[Data records]
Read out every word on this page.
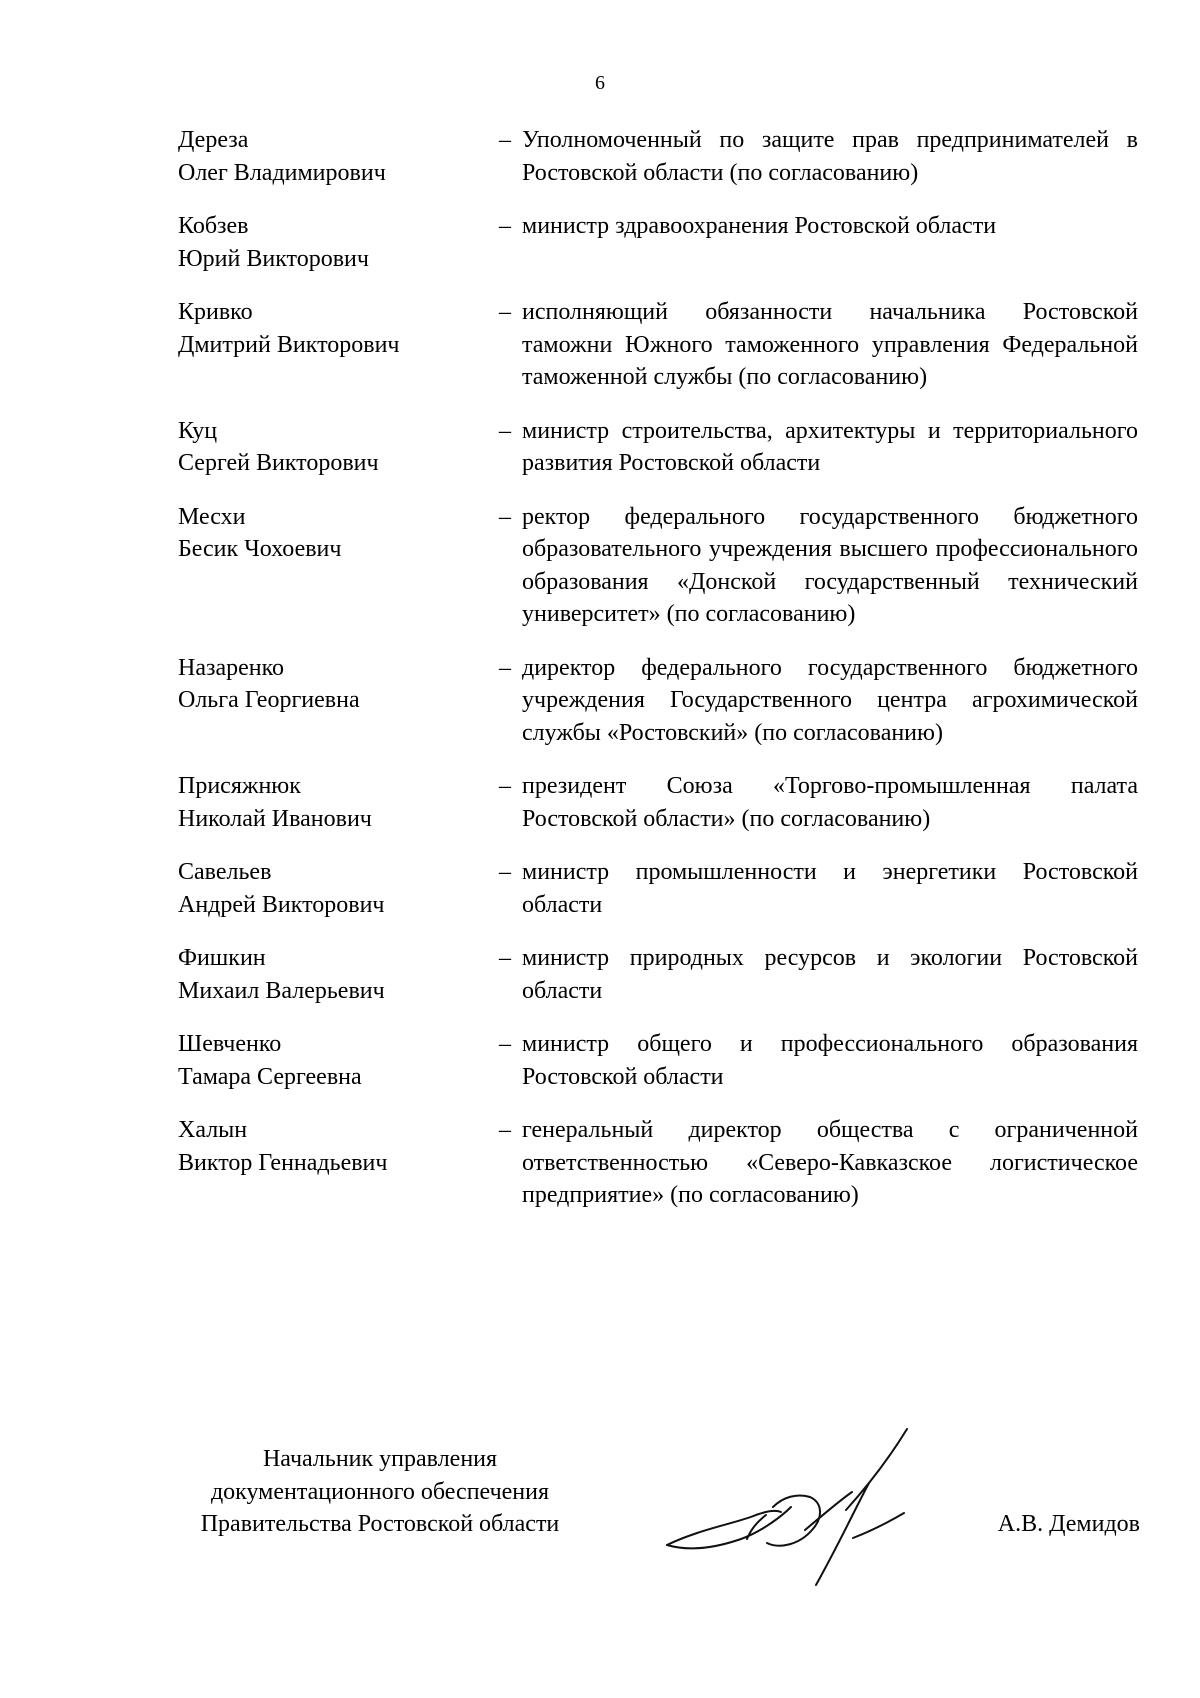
6
Дереза
Олег Владимирович
– Уполномоченный по защите прав предпринимателей в Ростовской области (по согласованию)
Кобзев
Юрий Викторович
– министр здравоохранения Ростовской области
Кривко
Дмитрий Викторович
– исполняющий обязанности начальника Ростовской таможни Южного таможенного управления Федеральной таможенной службы (по согласованию)
Куц
Сергей Викторович
– министр строительства, архитектуры и территориального развития Ростовской области
Месхи
Бесик Чохоевич
– ректор федерального государственного бюджетного образовательного учреждения высшего профессионального образования «Донской государственный технический университет» (по согласованию)
Назаренко
Ольга Георгиевна
– директор федерального государственного бюджетного учреждения Государственного центра агрохимической службы «Ростовский» (по согласованию)
Присяжнюк
Николай Иванович
– президент Союза «Торгово-промышленная палата Ростовской области» (по согласованию)
Савельев
Андрей Викторович
– министр промышленности и энергетики Ростовской области
Фишкин
Михаил Валерьевич
– министр природных ресурсов и экологии Ростовской области
Шевченко
Тамара Сергеевна
– министр общего и профессионального образования Ростовской области
Халын
Виктор Геннадьевич
– генеральный директор общества с ограниченной ответственностью «Северо-Кавказское логистическое предприятие» (по согласованию)
Начальник управления
документационного обеспечения
Правительства Ростовской области	А.В. Демидов
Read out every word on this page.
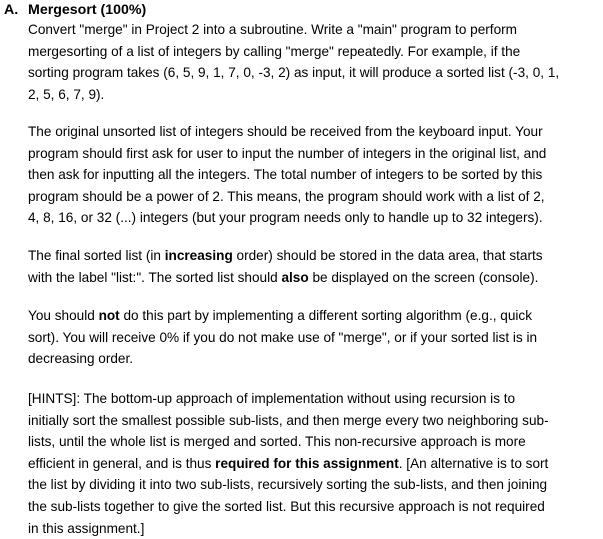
A. Mergesort (100%)
Convert "merge" in Project 2 into a subroutine. Write a "main" program to perform
mergesorting of a list of integers by calling "merge" repeatedly. For example, if the
sorting program takes (6, 5, 9, 1, 7, 0, -3, 2) as input, it will produce a sorted list (-3, 0, 1,
2, 5, 6, 7, 9).
The original unsorted list of integers should be received from the keyboard input. Your
program should first ask for user to input the number of integers in the original list, and
then ask for inputting all the integers. The total number of integers to be sorted by this
program should be a power of 2. This means, the program should work with a list of 2,
4, 8, 16, or 32 (...) integers (but your program needs only to handle up to 32 integers).
The final sorted list (in increasing order) should be stored in the data area, that starts
with the label "list:". The sorted list should also be displayed on the screen (console).
You should not do this part by implementing a different sorting algorithm (e.g., quick
sort). You will receive 0% if you do not make use of "merge", or if your sorted list is in
decreasing order.
[HINTS]: The bottom-up approach of implementation without using recursion is to
initially sort the smallest possible sub-lists, and then merge every two neighboring sub-
lists, until the whole list is merged and sorted. This non-recursive approach is more
efficient in general, and is thus required for this assignment. [An alternative is to sort
the list by dividing it into two sub-lists, recursively sorting the sub-lists, and then joining
the sub-lists together to give the sorted list. But this recursive approach is not required
in this assignment.]
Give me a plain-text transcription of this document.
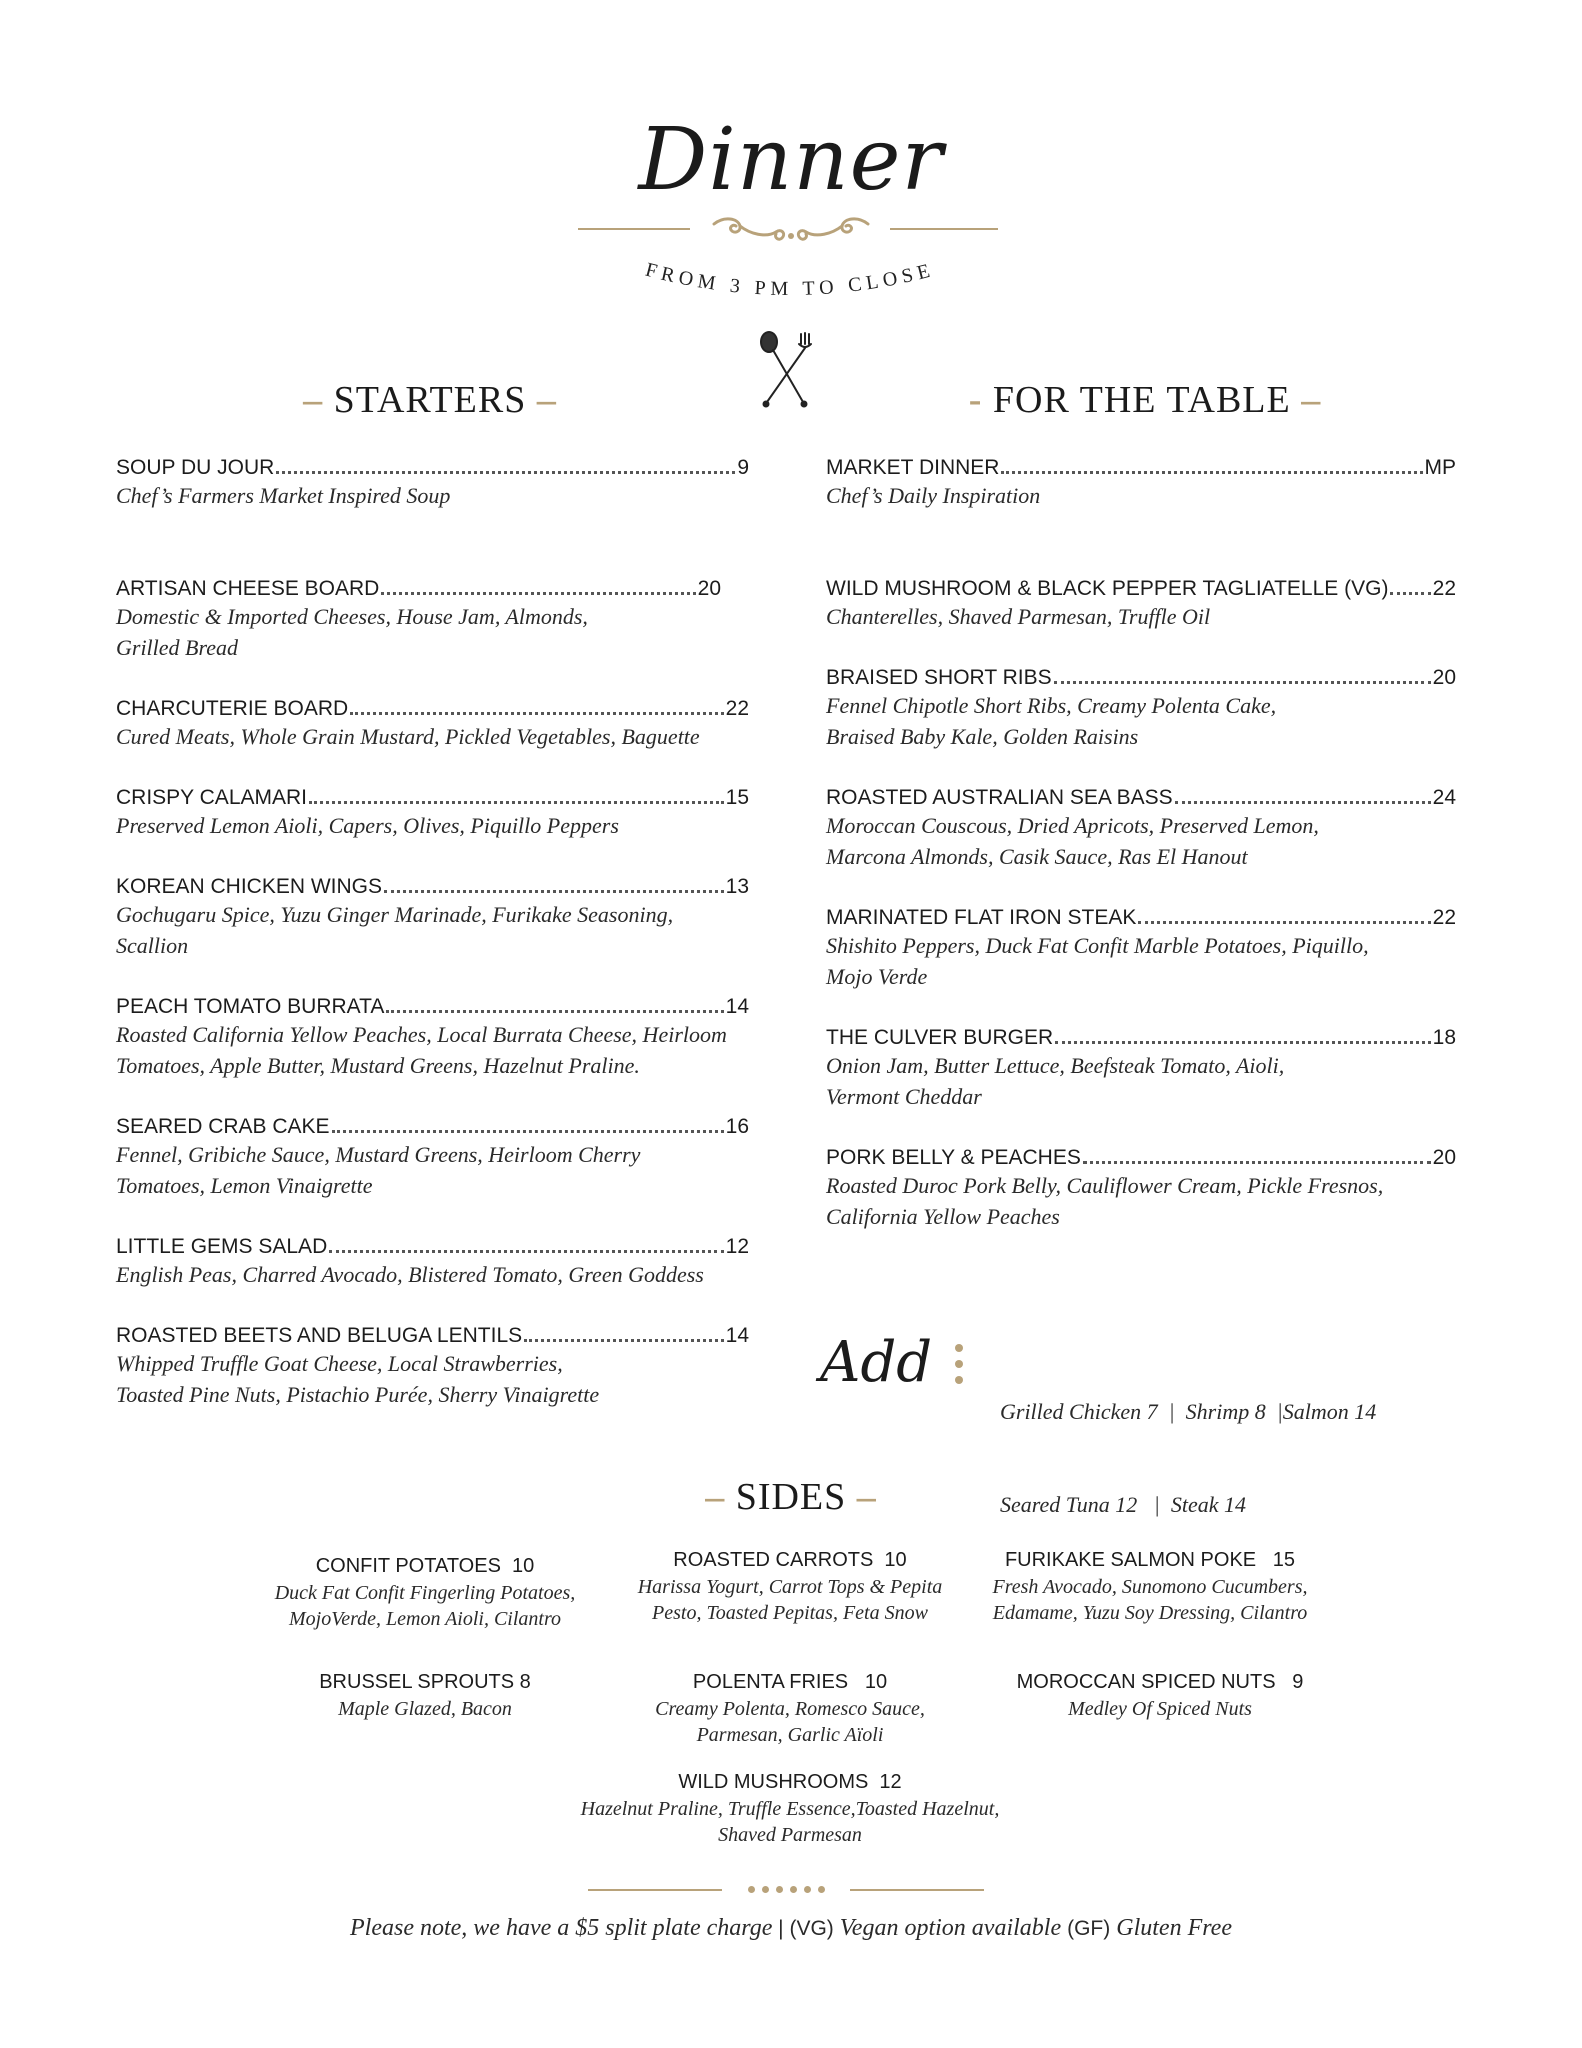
Dinner
FROM 3 PM TO CLOSE
– STARTERS –	- FOR THE TABLE –
SOUP DU JOUR	9
Chef’s Farmers Market Inspired Soup
ARTISAN CHEESE BOARD	20
Domestic & Imported Cheeses, House Jam, Almonds,
Grilled Bread
CHARCUTERIE BOARD	22
Cured Meats, Whole Grain Mustard, Pickled Vegetables, Baguette
CRISPY CALAMARI	15
Preserved Lemon Aioli, Capers, Olives, Piquillo Peppers
KOREAN CHICKEN WINGS	13
Gochugaru Spice, Yuzu Ginger Marinade, Furikake Seasoning,
Scallion
PEACH TOMATO BURRATA	14
Roasted California Yellow Peaches, Local Burrata Cheese, Heirloom
Tomatoes, Apple Butter, Mustard Greens, Hazelnut Praline.
SEARED CRAB CAKE	16
Fennel, Gribiche Sauce, Mustard Greens, Heirloom Cherry
Tomatoes, Lemon Vinaigrette
LITTLE GEMS SALAD	12
English Peas, Charred Avocado, Blistered Tomato, Green Goddess
ROASTED BEETS AND BELUGA LENTILS	14
Whipped Truffle Goat Cheese, Local Strawberries,
Toasted Pine Nuts, Pistachio Purée, Sherry Vinaigrette
MARKET DINNER	MP
Chef’s Daily Inspiration
WILD MUSHROOM & BLACK PEPPER TAGLIATELLE (VG) 22
Chanterelles, Shaved Parmesan, Truffle Oil
BRAISED SHORT RIBS	20
Fennel Chipotle Short Ribs, Creamy Polenta Cake,
Braised Baby Kale, Golden Raisins
ROASTED AUSTRALIAN SEA BASS	24
Moroccan Couscous, Dried Apricots, Preserved Lemon,
Marcona Almonds, Casik Sauce, Ras El Hanout
MARINATED FLAT IRON STEAK	22
Shishito Peppers, Duck Fat Confit Marble Potatoes, Piquillo,
Mojo Verde
THE CULVER BURGER	18
Onion Jam, Butter Lettuce, Beefsteak Tomato, Aioli,
Vermont Cheddar
PORK BELLY & PEACHES	20
Roasted Duroc Pork Belly, Cauliflower Cream, Pickle Fresnos,
California Yellow Peaches
Add

Grilled Chicken 7  |  Shrimp 8  |Salmon 14

Seared Tuna 12   |  Steak 14

– SIDES –
CONFIT POTATOES  10
Duck Fat Confit Fingerling Potatoes,
MojoVerde, Lemon Aioli, Cilantro
ROASTED CARROTS  10
Harissa Yogurt, Carrot Tops & Pepita
Pesto, Toasted Pepitas, Feta Snow
FURIKAKE SALMON POKE   15
Fresh Avocado, Sunomono Cucumbers,
Edamame, Yuzu Soy Dressing, Cilantro
BRUSSEL SPROUTS 8
Maple Glazed, Bacon
POLENTA FRIES   10
Creamy Polenta, Romesco Sauce,
Parmesan, Garlic Aïoli
MOROCCAN SPICED NUTS   9
Medley Of Spiced Nuts
WILD MUSHROOMS  12
Hazelnut Praline, Truffle Essence,Toasted Hazelnut,
Shaved Parmesan
Please note, we have a $5 split plate charge | (VG) Vegan option available (GF) Gluten Free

• **SET TASK**
Scan the material above. Copy each line where "государственного" occurs.

• **RESPONSE TO THIS TASK**
– ректор федерального государственного бюджетного образовательного учреждения высшего профессионального образования «Донской государственный технический университет» (по согласованию)
– директор федерального государственного бюджетного учреждения Государственного центра агрохимической службы «Ростовский» (по согласованию)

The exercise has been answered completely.